### Directions for this task
Locate every line in the records below that contains the word "用照相机拍照时", and copy each one.

# # # # #

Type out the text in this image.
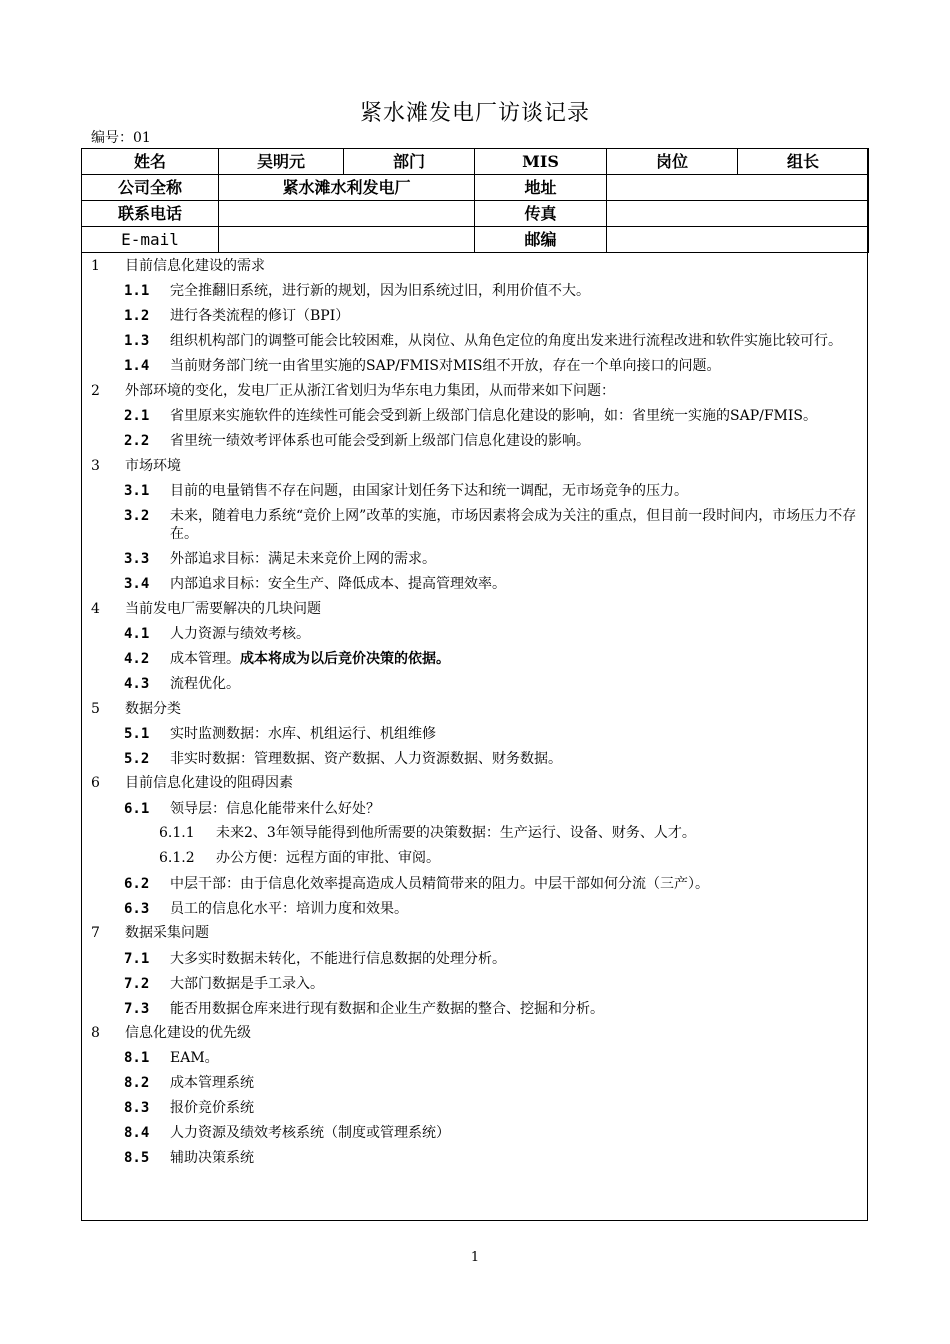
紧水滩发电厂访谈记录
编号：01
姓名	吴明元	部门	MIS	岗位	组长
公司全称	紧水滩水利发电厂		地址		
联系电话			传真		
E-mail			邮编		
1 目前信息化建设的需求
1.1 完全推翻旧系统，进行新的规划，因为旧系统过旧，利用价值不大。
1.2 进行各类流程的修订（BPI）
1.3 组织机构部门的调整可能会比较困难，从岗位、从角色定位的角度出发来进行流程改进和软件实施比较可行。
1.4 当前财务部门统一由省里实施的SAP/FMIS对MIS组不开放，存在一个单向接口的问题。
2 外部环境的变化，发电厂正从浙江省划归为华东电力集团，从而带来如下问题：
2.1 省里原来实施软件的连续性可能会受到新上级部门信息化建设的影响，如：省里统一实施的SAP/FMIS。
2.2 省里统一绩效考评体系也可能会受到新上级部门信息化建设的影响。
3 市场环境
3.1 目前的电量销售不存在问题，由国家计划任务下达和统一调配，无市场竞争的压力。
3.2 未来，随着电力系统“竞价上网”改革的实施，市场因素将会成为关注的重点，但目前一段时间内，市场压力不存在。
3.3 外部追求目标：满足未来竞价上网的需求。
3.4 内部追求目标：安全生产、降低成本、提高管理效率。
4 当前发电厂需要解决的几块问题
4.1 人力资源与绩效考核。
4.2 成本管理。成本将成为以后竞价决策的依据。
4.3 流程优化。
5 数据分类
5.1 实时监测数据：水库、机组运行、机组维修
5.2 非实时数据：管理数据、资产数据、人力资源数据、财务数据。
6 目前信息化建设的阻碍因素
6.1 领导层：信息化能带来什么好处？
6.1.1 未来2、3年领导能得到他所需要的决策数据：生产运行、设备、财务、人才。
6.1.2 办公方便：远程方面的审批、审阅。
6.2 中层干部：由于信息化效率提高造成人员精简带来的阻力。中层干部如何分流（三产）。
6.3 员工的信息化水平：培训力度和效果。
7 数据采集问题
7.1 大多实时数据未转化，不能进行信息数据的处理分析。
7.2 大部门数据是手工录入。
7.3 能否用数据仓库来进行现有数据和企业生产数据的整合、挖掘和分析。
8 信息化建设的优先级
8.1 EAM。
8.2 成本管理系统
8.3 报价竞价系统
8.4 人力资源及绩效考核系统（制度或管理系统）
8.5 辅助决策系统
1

# # # # #

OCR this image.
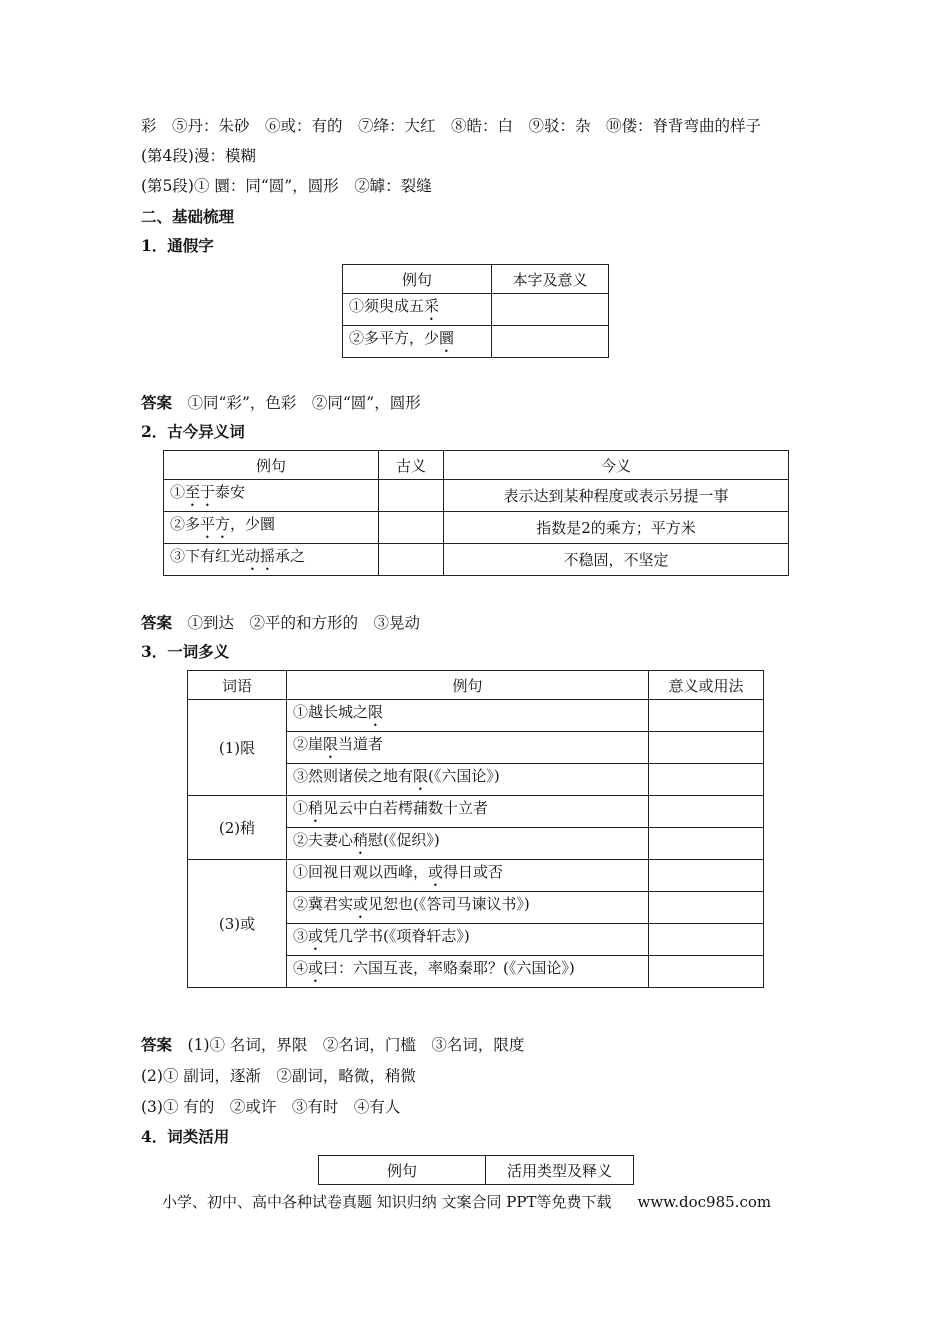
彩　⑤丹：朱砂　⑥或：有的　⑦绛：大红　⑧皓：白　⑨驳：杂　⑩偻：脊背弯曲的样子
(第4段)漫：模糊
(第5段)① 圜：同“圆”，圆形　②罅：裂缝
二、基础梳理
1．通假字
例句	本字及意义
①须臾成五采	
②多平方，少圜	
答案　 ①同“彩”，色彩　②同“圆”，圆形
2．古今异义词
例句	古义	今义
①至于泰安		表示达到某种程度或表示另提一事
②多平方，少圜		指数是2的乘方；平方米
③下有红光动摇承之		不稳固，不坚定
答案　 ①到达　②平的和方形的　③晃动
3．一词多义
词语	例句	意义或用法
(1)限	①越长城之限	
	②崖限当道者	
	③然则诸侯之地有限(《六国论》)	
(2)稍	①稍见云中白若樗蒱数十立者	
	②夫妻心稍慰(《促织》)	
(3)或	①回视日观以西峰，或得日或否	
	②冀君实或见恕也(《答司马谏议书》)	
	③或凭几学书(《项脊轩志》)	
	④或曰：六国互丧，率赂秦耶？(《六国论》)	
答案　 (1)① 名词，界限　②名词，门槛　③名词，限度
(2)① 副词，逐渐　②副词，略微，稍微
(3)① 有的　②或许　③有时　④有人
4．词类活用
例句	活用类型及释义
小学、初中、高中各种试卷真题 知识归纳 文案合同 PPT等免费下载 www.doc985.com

# # # # #

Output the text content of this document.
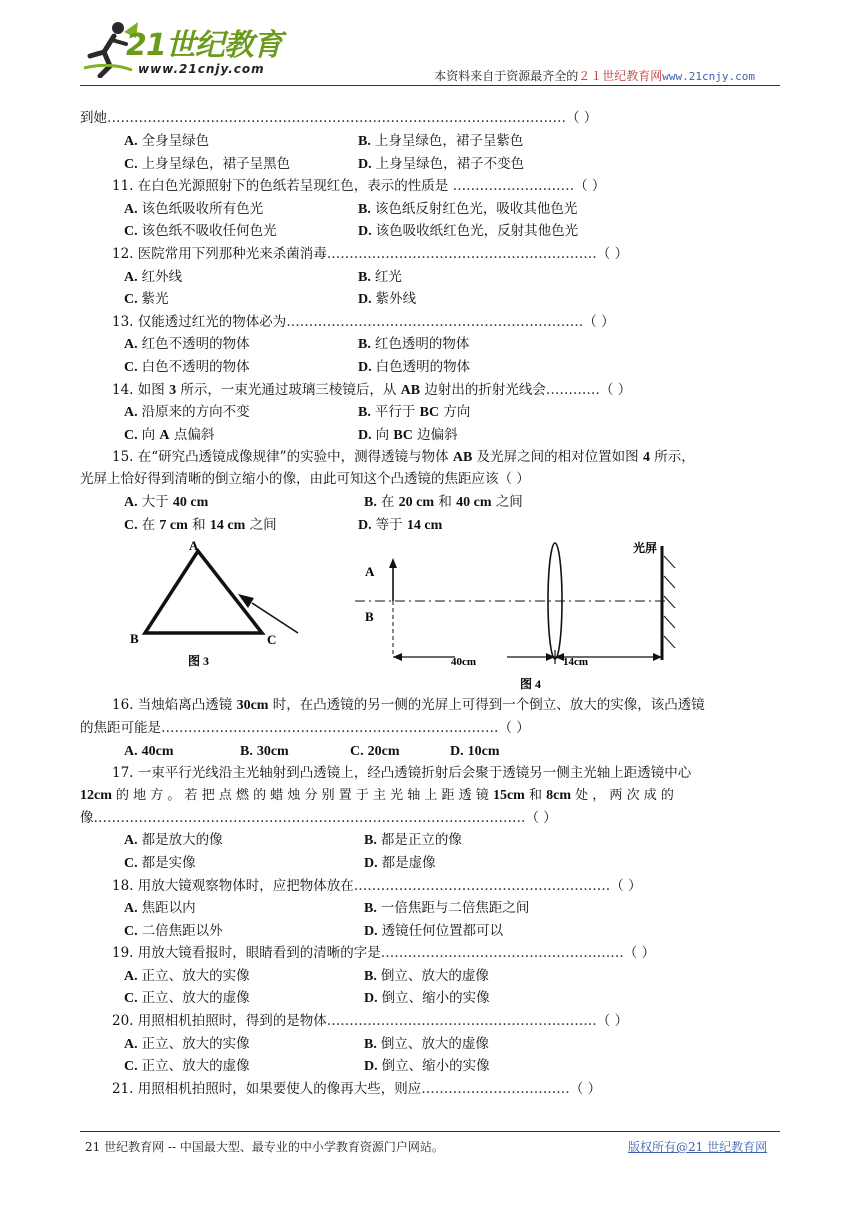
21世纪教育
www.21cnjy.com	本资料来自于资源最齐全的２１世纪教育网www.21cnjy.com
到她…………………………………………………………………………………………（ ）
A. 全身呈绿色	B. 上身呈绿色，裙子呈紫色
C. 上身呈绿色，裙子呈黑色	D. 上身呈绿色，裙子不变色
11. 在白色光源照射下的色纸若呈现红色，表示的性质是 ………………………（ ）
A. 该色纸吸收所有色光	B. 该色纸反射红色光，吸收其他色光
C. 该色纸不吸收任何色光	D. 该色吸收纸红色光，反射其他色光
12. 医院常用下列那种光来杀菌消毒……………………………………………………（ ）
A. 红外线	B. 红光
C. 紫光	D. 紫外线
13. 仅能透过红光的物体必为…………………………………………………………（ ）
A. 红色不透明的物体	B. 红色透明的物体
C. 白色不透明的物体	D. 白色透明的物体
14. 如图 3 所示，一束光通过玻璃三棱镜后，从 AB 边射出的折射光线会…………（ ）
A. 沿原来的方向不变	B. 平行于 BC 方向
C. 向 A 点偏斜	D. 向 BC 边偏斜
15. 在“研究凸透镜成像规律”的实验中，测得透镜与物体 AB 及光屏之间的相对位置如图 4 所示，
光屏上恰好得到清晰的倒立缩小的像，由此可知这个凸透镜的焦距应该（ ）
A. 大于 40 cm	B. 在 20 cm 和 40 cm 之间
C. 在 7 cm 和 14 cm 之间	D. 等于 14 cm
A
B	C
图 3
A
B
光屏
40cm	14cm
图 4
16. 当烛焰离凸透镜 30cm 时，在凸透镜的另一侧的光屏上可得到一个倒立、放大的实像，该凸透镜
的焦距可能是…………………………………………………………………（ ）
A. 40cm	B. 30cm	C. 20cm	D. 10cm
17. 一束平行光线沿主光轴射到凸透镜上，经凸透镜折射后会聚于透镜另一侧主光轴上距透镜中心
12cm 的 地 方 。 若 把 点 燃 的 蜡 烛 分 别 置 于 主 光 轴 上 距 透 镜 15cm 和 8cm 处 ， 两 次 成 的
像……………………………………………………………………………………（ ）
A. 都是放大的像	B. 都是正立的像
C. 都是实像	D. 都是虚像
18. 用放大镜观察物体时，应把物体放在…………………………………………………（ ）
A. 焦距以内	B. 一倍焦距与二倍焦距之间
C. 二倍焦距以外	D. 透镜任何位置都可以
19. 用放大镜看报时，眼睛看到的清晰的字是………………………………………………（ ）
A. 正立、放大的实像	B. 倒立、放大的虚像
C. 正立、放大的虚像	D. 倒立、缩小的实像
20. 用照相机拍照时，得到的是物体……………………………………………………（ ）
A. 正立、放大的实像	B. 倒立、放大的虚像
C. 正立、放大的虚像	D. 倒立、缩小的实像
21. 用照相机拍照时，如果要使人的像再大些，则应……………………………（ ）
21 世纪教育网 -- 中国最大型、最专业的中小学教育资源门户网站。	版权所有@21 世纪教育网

# # # # #

### Response to the task
20. 用照相机拍照时，得到的是物体……………………………………………………（ ）
21. 用照相机拍照时，如果要使人的像再大些，则应……………………………（ ）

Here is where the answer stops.